■ **What to produce**
Reproduce the records. Keep every word exact and include no images.

■ **Data records**
────────

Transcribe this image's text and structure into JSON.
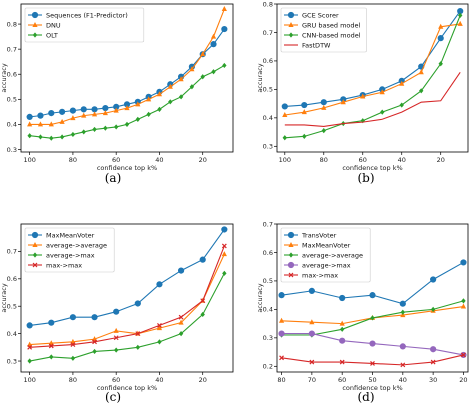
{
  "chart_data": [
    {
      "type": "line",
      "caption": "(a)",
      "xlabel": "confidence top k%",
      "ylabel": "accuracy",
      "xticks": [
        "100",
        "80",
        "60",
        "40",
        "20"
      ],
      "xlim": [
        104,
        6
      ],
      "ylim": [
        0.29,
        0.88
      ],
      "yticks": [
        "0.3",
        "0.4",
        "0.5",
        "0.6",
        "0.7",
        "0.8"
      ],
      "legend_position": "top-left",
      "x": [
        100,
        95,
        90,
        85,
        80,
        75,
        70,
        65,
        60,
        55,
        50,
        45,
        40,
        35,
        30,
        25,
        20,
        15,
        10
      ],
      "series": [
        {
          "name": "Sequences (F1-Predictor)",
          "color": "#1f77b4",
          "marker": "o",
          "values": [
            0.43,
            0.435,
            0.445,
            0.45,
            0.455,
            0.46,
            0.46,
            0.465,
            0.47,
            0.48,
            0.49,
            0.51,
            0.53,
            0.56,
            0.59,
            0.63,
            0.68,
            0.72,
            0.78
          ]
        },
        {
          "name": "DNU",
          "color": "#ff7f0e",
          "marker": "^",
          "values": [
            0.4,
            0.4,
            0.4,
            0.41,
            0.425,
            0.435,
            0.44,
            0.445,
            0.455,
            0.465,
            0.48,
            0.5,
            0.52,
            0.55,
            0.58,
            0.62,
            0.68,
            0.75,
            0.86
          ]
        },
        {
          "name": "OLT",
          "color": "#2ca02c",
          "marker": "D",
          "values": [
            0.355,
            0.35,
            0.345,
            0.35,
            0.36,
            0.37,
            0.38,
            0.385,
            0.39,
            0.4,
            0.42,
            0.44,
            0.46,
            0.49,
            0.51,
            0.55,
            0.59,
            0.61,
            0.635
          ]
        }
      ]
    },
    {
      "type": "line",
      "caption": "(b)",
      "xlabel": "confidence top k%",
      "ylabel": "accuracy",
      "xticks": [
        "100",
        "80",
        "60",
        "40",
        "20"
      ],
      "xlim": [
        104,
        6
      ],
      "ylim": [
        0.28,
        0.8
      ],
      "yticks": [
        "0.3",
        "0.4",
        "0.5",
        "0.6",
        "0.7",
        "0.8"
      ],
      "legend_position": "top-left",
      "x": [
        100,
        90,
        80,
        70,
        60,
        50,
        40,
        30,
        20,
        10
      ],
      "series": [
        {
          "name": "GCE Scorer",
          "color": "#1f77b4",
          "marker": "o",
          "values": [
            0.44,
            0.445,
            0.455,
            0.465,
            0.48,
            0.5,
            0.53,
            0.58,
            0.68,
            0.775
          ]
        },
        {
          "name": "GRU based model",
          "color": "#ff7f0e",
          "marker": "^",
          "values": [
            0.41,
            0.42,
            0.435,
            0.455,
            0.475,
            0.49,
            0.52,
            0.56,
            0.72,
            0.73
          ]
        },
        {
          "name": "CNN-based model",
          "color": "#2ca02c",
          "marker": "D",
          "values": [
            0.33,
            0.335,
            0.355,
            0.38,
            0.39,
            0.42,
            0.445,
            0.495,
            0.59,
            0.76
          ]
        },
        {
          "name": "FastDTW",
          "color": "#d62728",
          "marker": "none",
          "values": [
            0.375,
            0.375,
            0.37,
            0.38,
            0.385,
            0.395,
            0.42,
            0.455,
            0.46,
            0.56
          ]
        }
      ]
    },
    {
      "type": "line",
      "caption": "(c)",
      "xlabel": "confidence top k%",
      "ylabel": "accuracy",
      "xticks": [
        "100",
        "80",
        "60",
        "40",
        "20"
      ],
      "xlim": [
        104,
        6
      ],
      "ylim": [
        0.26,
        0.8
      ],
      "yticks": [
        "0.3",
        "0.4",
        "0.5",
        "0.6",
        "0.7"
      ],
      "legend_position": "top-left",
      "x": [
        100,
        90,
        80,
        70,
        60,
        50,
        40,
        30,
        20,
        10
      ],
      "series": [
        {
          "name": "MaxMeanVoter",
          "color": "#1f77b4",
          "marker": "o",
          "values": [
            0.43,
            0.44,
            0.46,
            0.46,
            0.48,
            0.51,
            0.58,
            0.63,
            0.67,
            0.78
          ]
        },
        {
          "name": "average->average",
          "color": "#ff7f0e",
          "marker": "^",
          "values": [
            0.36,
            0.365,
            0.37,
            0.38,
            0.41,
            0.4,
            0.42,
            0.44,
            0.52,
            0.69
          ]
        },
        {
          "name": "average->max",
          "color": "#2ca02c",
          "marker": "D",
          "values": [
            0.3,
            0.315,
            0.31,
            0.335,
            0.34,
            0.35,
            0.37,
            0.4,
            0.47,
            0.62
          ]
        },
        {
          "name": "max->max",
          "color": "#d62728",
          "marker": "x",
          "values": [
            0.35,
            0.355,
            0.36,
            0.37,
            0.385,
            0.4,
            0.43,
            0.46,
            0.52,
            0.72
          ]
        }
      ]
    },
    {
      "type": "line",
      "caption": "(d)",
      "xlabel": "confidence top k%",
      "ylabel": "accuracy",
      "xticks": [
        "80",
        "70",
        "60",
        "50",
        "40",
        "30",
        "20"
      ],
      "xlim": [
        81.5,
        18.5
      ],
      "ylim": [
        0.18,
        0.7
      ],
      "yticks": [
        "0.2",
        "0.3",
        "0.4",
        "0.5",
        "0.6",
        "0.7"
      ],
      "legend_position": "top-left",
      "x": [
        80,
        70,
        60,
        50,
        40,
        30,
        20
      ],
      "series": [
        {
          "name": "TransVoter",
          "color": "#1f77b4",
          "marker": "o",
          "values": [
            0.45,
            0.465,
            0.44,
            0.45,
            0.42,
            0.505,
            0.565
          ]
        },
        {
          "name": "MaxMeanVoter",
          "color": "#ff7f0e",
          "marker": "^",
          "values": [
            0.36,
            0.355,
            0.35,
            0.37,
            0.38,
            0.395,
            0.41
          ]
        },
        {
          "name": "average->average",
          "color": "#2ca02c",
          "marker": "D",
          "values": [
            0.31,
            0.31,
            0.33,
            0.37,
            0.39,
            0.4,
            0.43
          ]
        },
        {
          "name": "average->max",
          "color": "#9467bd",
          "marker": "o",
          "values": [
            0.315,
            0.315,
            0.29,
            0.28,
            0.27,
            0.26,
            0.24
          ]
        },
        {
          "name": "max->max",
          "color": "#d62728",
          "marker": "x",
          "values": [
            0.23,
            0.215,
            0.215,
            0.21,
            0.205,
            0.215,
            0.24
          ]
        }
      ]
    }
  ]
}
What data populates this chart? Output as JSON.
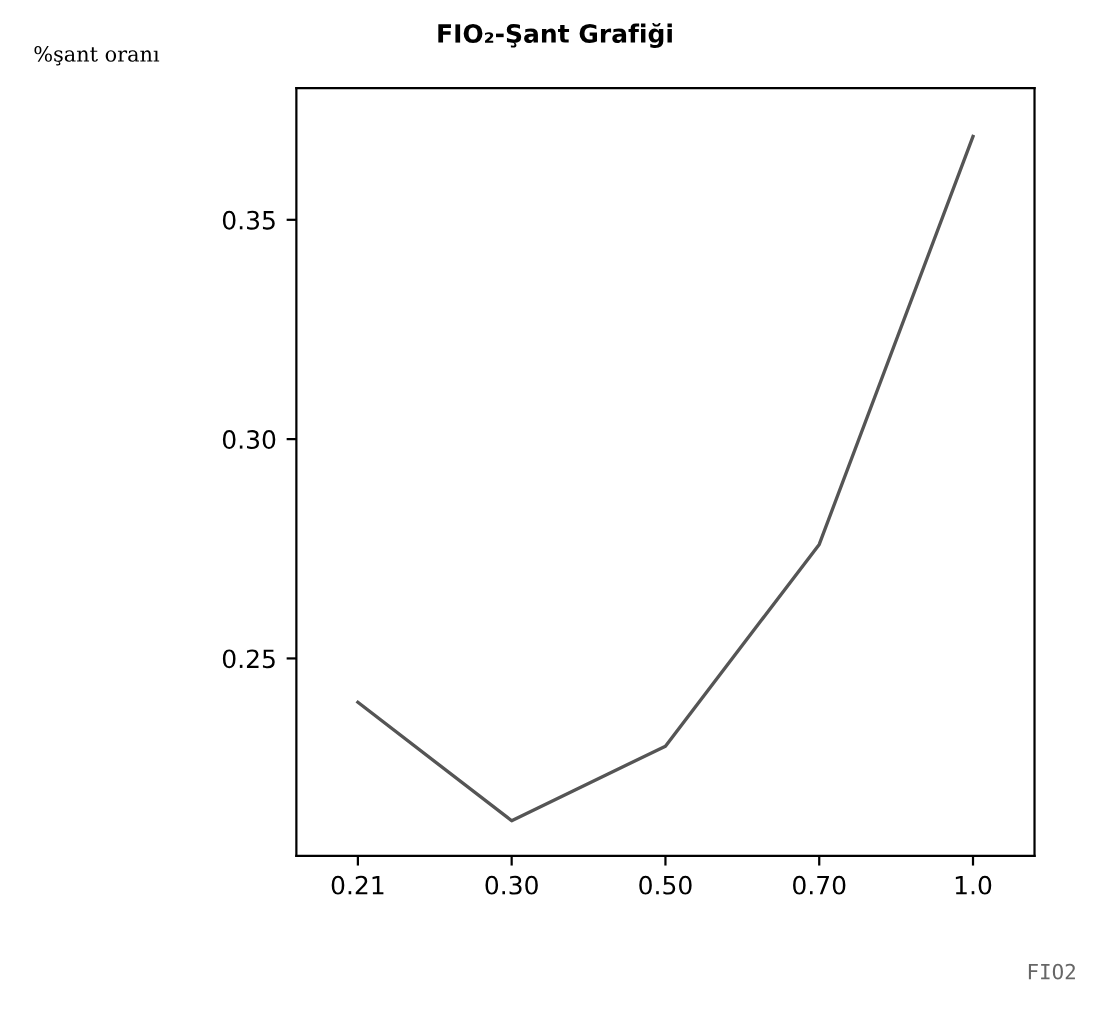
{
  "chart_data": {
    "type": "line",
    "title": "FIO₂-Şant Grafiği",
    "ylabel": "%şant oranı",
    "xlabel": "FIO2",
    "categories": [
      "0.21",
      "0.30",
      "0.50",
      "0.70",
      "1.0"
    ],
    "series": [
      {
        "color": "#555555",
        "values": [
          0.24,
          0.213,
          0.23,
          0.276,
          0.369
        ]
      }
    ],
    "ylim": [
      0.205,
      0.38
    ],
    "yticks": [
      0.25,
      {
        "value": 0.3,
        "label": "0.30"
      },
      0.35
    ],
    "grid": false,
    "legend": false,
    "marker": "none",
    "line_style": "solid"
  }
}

────────

■ **Reply to the exercise**
Transcribe this image's text and structure into JSON.
{
  "chart_data": [
    {
      "type": "line",
      "caption": "(a)",
      "xlabel": "confidence top k%",
      "ylabel": "accuracy",
      "xticks": [
        "100",
        "80",
        "60",
        "40",
        "20"
      ],
      "xlim": [
        104,
        6
      ],
      "ylim": [
        0.29,
        0.88
      ],
      "yticks": [
        "0.3",
        "0.4",
        "0.5",
        "0.6",
        "0.7",
        "0.8"
      ],
      "legend_position": "top-left",
      "x": [
        100,
        95,
        90,
        85,
        80,
        75,
        70,
        65,
        60,
        55,
        50,
        45,
        40,
        35,
        30,
        25,
        20,
        15,
        10
      ],
      "series": [
        {
          "name": "Sequences (F1-Predictor)",
          "color": "#1f77b4",
          "marker": "o",
          "values": [
            0.43,
            0.435,
            0.445,
            0.45,
            0.455,
            0.46,
            0.46,
            0.465,
            0.47,
            0.48,
            0.49,
            0.51,
            0.53,
            0.56,
            0.59,
            0.63,
            0.68,
            0.72,
            0.78
          ]
        },
        {
          "name": "DNU",
          "color": "#ff7f0e",
          "marker": "^",
          "values": [
            0.4,
            0.4,
            0.4,
            0.41,
            0.425,
            0.435,
            0.44,
            0.445,
            0.455,
            0.465,
            0.48,
            0.5,
            0.52,
            0.55,
            0.58,
            0.62,
            0.68,
            0.75,
            0.86
          ]
        },
        {
          "name": "OLT",
          "color": "#2ca02c",
          "marker": "D",
          "values": [
            0.355,
            0.35,
            0.345,
            0.35,
            0.36,
            0.37,
            0.38,
            0.385,
            0.39,
            0.4,
            0.42,
            0.44,
            0.46,
            0.49,
            0.51,
            0.55,
            0.59,
            0.61,
            0.635
          ]
        }
      ]
    },
    {
      "type": "line",
      "caption": "(b)",
      "xlabel": "confidence top k%",
      "ylabel": "accuracy",
      "xticks": [
        "100",
        "80",
        "60",
        "40",
        "20"
      ],
      "xlim": [
        104,
        6
      ],
      "ylim": [
        0.28,
        0.8
      ],
      "yticks": [
        "0.3",
        "0.4",
        "0.5",
        "0.6",
        "0.7",
        "0.8"
      ],
      "legend_position": "top-left",
      "x": [
        100,
        90,
        80,
        70,
        60,
        50,
        40,
        30,
        20,
        10
      ],
      "series": [
        {
          "name": "GCE Scorer",
          "color": "#1f77b4",
          "marker": "o",
          "values": [
            0.44,
            0.445,
            0.455,
            0.465,
            0.48,
            0.5,
            0.53,
            0.58,
            0.68,
            0.775
          ]
        },
        {
          "name": "GRU based model",
          "color": "#ff7f0e",
          "marker": "^",
          "values": [
            0.41,
            0.42,
            0.435,
            0.455,
            0.475,
            0.49,
            0.52,
            0.56,
            0.72,
            0.73
          ]
        },
        {
          "name": "CNN-based model",
          "color": "#2ca02c",
          "marker": "D",
          "values": [
            0.33,
            0.335,
            0.355,
            0.38,
            0.39,
            0.42,
            0.445,
            0.495,
            0.59,
            0.76
          ]
        },
        {
          "name": "FastDTW",
          "color": "#d62728",
          "marker": "none",
          "values": [
            0.375,
            0.375,
            0.37,
            0.38,
            0.385,
            0.395,
            0.42,
            0.455,
            0.46,
            0.56
          ]
        }
      ]
    },
    {
      "type": "line",
      "caption": "(c)",
      "xlabel": "confidence top k%",
      "ylabel": "accuracy",
      "xticks": [
        "100",
        "80",
        "60",
        "40",
        "20"
      ],
      "xlim": [
        104,
        6
      ],
      "ylim": [
        0.26,
        0.8
      ],
      "yticks": [
        "0.3",
        "0.4",
        "0.5",
        "0.6",
        "0.7"
      ],
      "legend_position": "top-left",
      "x": [
        100,
        90,
        80,
        70,
        60,
        50,
        40,
        30,
        20,
        10
      ],
      "series": [
        {
          "name": "MaxMeanVoter",
          "color": "#1f77b4",
          "marker": "o",
          "values": [
            0.43,
            0.44,
            0.46,
            0.46,
            0.48,
            0.51,
            0.58,
            0.63,
            0.67,
            0.78
          ]
        },
        {
          "name": "average->average",
          "color": "#ff7f0e",
          "marker": "^",
          "values": [
            0.36,
            0.365,
            0.37,
            0.38,
            0.41,
            0.4,
            0.42,
            0.44,
            0.52,
            0.69
          ]
        },
        {
          "name": "average->max",
          "color": "#2ca02c",
          "marker": "D",
          "values": [
            0.3,
            0.315,
            0.31,
            0.335,
            0.34,
            0.35,
            0.37,
            0.4,
            0.47,
            0.62
          ]
        },
        {
          "name": "max->max",
          "color": "#d62728",
          "marker": "x",
          "values": [
            0.35,
            0.355,
            0.36,
            0.37,
            0.385,
            0.4,
            0.43,
            0.46,
            0.52,
            0.72
          ]
        }
      ]
    },
    {
      "type": "line",
      "caption": "(d)",
      "xlabel": "confidence top k%",
      "ylabel": "accuracy",
      "xticks": [
        "80",
        "70",
        "60",
        "50",
        "40",
        "30",
        "20"
      ],
      "xlim": [
        81.5,
        18.5
      ],
      "ylim": [
        0.18,
        0.7
      ],
      "yticks": [
        "0.2",
        "0.3",
        "0.4",
        "0.5",
        "0.6",
        "0.7"
      ],
      "legend_position": "top-left",
      "x": [
        80,
        70,
        60,
        50,
        40,
        30,
        20
      ],
      "series": [
        {
          "name": "TransVoter",
          "color": "#1f77b4",
          "marker": "o",
          "values": [
            0.45,
            0.465,
            0.44,
            0.45,
            0.42,
            0.505,
            0.565
          ]
        },
        {
          "name": "MaxMeanVoter",
          "color": "#ff7f0e",
          "marker": "^",
          "values": [
            0.36,
            0.355,
            0.35,
            0.37,
            0.38,
            0.395,
            0.41
          ]
        },
        {
          "name": "average->average",
          "color": "#2ca02c",
          "marker": "D",
          "values": [
            0.31,
            0.31,
            0.33,
            0.37,
            0.39,
            0.4,
            0.43
          ]
        },
        {
          "name": "average->max",
          "color": "#9467bd",
          "marker": "o",
          "values": [
            0.315,
            0.315,
            0.29,
            0.28,
            0.27,
            0.26,
            0.24
          ]
        },
        {
          "name": "max->max",
          "color": "#d62728",
          "marker": "x",
          "values": [
            0.23,
            0.215,
            0.215,
            0.21,
            0.205,
            0.215,
            0.24
          ]
        }
      ]
    }
  ]
}
What data populates this chart? Output as JSON.
{
  "chart_data": {
    "type": "line",
    "title": "FIO₂-Şant Grafiği",
    "ylabel": "%şant oranı",
    "xlabel": "FIO2",
    "categories": [
      "0.21",
      "0.30",
      "0.50",
      "0.70",
      "1.0"
    ],
    "series": [
      {
        "color": "#555555",
        "values": [
          0.24,
          0.213,
          0.23,
          0.276,
          0.369
        ]
      }
    ],
    "ylim": [
      0.205,
      0.38
    ],
    "yticks": [
      0.25,
      {
        "value": 0.3,
        "label": "0.30"
      },
      0.35
    ],
    "grid": false,
    "legend": false,
    "marker": "none",
    "line_style": "solid"
  }
}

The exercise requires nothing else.